=== Exercise requirements ===
- 1) Rewrite the stretch from "Our paper together" through "to TU Delft." in the energy research group's news excerpt, swapping "group" for "team".
- 2) Extend the energy research group's project page beyond its final sentence.

=== Page excerpt ===

Our paper together with Vinicius B. Braga (UFF, Brazil) has been accepted for publication in the IEEE Trans. Smart Grid. Congratulations to Vinicius.
Zeynab Kaseb has join our IEPG group as a Ph.D. student within the DATALESS Project. Welcome Zeynab to TU Delft.
Our Horizon Europe proposal DRIVE2X has been granted. This proposal is led by LUT (Finland). Congratulations to all. We will have a Ph.D. position opening soon.
We currently have one Ph.D. position opening within the ALING4Energy project. Apply directly at the TU Delft vacancy website.
Research Projects
DRIVE2X Project: Delivering Renewable and Innovation to mass Vehicle Electrification enabled by V2X Technologies
This multidisciplinary four year project aims to establish a solid scientific base and stakeholder awareness for mass deployment V2X solutions. DriVe2X will develop new knowledge, tools, models, and technologies to cope with a V2X-based mass EV deployment in future. It will study and consolidate the understanding on the behavioural uncertainties linked to V2X and develop policy tools to support increasingly complex decisions on V2X roll-out in European smart cities. DriVe2X will implement advanced artificial intelligence techniques that efficiently capture the flexible energy potential from smart charging in building parking lots, homes, and charging stations, and match it with the distribution networks's localized needs in order to research dynamic marketplaces for exchanging and trading V2X flexibility locally. This project is lead by LUT in Findland.
LIFE Project: Local Inclusive Future Energy City Platform
With the rise of more solar panels, electric vehicles or even more houses or energy intensive commercial buildings – like the Johan Cruijff ArenA - there is an increasing stress on our electricity network, especially as locally demand and supply are not simultaneous. These situations can be resolved by increasing the capacity of the network – which is very costly and time consuming – or can be met by exploring smart energy management solutions. At the Amsterdam ZO area there are premises that have events during which they use a lot of energy – during a football match or music concert. Next to the ArenAPoort there are residential areas facing severe energy poverty (houses that can’t afford renewable energy solutions or afford energy usage at all). Against the backdrop of further urbanisation in the Amsterdam ZO-region, designing and operating urban energy systems in an inclusive fashion – simultaneously battling technical and social challenges – is a major challenge of the energy transition. The researchers aim to develop a scalable energy exchange platform to resolve both grid challenges and foster the participation of local residents into energy challenges. Through the platform they want to engage both large customers and residential energy users. By setting up an exchange where data, energy, and other assets such as football tickets and JC ArenA battery capacity can be traded the researchers want to create a setup that is inclusive and facilitates sustainable urban development. The insight into how the exchange and other energy services will work will be simulated by setting up a digital twin. In this digital representation of the area relevant buildings and their energy behaviour will be simulated. These simulations allow local stakeholders to see and learn what data or assets they can trade and when is the best moment for doing so aiming to decrease the peak utilisation of the local grid.

=== Provided data ===
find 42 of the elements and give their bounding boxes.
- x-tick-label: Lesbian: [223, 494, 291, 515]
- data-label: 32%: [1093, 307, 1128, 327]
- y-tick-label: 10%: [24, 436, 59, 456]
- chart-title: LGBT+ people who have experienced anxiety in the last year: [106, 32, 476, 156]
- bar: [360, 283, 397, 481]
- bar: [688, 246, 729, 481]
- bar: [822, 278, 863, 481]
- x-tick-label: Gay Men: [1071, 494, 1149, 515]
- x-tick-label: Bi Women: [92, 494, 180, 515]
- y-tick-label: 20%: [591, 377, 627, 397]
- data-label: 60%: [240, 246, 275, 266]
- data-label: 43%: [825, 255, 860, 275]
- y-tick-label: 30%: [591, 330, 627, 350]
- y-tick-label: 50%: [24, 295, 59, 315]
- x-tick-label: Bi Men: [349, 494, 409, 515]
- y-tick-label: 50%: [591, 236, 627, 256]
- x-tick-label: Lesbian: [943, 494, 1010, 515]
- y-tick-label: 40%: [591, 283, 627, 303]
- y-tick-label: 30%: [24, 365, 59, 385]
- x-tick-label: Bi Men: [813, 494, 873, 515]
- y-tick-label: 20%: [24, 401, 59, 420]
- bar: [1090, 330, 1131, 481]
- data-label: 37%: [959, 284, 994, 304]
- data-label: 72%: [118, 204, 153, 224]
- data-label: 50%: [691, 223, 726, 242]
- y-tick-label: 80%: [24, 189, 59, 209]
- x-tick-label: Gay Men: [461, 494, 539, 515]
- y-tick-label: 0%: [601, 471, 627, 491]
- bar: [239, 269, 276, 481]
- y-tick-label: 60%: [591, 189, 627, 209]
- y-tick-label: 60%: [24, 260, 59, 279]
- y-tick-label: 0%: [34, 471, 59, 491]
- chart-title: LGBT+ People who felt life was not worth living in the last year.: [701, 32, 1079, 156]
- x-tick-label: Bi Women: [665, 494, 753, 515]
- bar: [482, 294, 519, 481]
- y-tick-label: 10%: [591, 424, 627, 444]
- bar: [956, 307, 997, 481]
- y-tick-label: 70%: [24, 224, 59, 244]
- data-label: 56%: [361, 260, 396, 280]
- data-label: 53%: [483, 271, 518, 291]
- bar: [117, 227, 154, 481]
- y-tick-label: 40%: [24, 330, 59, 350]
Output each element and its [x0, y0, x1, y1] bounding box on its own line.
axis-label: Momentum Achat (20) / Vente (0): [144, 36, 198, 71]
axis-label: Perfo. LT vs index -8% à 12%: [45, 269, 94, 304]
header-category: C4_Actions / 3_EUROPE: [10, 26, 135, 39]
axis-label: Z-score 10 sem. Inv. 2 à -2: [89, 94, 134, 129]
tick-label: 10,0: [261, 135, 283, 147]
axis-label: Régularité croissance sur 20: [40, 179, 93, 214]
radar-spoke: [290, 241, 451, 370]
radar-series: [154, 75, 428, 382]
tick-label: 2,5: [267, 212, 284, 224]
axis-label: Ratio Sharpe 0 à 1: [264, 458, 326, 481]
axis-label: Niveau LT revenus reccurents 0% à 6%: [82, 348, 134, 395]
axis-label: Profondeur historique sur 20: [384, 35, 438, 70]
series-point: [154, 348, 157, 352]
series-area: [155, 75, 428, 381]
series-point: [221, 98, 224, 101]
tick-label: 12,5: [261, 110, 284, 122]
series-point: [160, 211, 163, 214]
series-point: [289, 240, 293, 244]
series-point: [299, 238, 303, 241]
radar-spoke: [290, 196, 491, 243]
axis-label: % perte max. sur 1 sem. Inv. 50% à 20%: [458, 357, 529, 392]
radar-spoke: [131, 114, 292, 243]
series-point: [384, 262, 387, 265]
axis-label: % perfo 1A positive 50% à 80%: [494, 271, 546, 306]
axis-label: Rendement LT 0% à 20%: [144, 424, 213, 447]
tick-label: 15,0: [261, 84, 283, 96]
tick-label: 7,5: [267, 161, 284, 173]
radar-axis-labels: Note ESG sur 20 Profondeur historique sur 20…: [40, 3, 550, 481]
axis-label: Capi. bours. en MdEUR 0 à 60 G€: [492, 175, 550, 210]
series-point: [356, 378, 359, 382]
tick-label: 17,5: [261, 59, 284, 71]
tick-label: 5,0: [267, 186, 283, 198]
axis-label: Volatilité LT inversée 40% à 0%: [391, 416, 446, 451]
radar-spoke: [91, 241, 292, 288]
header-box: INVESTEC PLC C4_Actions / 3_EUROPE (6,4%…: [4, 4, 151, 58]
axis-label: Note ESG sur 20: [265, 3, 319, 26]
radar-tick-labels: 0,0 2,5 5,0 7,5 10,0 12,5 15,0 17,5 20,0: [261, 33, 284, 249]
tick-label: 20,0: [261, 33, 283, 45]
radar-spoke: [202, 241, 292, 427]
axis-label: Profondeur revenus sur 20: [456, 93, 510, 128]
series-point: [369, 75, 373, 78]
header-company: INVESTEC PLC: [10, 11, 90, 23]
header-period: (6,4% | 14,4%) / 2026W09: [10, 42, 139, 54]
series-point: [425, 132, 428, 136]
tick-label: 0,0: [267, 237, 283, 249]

=== Replies ===
- 1)
Our paper together with Vinicius B. Braga (UFF, Brazil) has been accepted for publication in the IEEE Trans. Smart Grid. Congratulations to Vinicius.
Zeynab Kaseb has join our IEPG team as a Ph.D. student within the DATALESS Project. Welcome Zeynab to TU Delft.

- 2)
ALING4Energy: Aligning citizens and systems - Combining digital citizen engagement and personalised behavioural interventions to enable system-optimal clean energy investments at scale
The “Aligning citizens and systems - Combining digital citizen engagement and personalised behavioural interventions to enable system-optimal clean energy investments at scale” (ALIGN4Energy) project unites scientists from the humanities and social sciences (economics, psychology, political sciences) and technical sciences (computer science, energy systems modelling), as well as companies, municipalities, and NGOs to jointly work towards a quick and low-cost transformation to natural gas-free homes in the Netherlands. The consortium develops an online platform that serves as an adaptive digital decision-support system for citizens and policymakers, to help them make energy-related investment decisions that are simultaneously optimal for each individual citizen and for the energy system. Citizens will receive information that will simplify investment decisions and help them coordinate with neighbours for collective investments.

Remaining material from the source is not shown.